== Exercise details ==
List every line in the records that contains the string "slice".

== Listed entries ==
----------------

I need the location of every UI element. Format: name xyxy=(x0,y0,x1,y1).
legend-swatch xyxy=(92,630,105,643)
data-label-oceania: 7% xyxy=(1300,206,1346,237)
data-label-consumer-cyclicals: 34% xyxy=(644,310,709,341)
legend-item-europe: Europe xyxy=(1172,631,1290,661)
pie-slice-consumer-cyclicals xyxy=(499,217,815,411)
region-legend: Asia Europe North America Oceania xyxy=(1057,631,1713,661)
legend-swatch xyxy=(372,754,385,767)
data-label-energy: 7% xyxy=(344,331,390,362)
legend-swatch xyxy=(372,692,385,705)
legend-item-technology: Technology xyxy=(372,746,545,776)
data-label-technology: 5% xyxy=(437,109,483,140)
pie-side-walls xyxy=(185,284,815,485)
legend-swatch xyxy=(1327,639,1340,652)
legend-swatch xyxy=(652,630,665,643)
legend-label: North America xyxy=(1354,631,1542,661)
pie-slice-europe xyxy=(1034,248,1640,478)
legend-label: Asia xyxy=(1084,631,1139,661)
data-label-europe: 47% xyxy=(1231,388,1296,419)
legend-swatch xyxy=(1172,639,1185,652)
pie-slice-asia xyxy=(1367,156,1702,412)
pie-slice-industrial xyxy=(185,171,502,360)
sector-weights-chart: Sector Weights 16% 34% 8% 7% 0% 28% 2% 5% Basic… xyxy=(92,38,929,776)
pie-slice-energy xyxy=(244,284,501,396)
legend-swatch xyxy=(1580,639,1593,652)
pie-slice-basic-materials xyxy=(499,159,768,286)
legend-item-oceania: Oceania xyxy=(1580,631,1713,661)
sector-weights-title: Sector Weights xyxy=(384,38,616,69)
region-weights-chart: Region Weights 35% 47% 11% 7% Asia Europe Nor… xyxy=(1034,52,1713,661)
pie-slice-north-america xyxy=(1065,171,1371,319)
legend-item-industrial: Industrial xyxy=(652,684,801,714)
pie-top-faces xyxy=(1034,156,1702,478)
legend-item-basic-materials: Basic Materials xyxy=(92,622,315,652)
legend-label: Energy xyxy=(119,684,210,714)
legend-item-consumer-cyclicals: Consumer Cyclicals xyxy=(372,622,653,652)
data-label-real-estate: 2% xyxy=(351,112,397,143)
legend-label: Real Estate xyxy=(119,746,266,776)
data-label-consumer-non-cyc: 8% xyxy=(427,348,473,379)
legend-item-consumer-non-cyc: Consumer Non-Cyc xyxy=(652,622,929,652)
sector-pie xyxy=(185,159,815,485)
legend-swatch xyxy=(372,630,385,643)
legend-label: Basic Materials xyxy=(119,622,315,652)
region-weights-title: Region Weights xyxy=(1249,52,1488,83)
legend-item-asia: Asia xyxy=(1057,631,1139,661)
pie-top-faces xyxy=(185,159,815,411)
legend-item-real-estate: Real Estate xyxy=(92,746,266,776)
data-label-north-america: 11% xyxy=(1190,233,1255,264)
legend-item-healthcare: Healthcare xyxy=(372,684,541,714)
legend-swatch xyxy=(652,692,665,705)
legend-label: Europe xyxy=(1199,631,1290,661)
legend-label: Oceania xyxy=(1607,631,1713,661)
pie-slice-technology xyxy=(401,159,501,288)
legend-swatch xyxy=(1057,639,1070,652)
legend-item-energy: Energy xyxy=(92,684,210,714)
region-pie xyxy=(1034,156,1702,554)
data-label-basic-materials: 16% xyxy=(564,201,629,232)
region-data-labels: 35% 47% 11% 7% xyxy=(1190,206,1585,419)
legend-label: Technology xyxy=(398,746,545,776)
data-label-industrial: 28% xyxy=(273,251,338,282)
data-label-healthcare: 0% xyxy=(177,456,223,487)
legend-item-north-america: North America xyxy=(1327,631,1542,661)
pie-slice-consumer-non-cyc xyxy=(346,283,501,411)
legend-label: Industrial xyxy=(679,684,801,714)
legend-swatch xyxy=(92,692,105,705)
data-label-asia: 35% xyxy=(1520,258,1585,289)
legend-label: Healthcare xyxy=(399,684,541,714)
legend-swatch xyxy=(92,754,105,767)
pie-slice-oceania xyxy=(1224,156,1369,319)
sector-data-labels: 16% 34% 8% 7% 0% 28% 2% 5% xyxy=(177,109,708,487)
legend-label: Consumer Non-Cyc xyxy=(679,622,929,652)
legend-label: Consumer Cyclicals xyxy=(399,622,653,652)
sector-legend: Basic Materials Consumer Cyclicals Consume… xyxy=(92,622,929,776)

----------------

== Answer to the problem ==
pie-slice-consumer-cyclicals xyxy=(499,217,815,411)
pie-slice-europe xyxy=(1034,248,1640,478)
pie-slice-asia xyxy=(1367,156,1702,412)
pie-slice-industrial xyxy=(185,171,502,360)
pie-slice-energy xyxy=(244,284,501,396)
pie-slice-basic-materials xyxy=(499,159,768,286)
pie-slice-north-america xyxy=(1065,171,1371,319)
pie-slice-technology xyxy=(401,159,501,288)
pie-slice-consumer-non-cyc xyxy=(346,283,501,411)
pie-slice-oceania xyxy=(1224,156,1369,319)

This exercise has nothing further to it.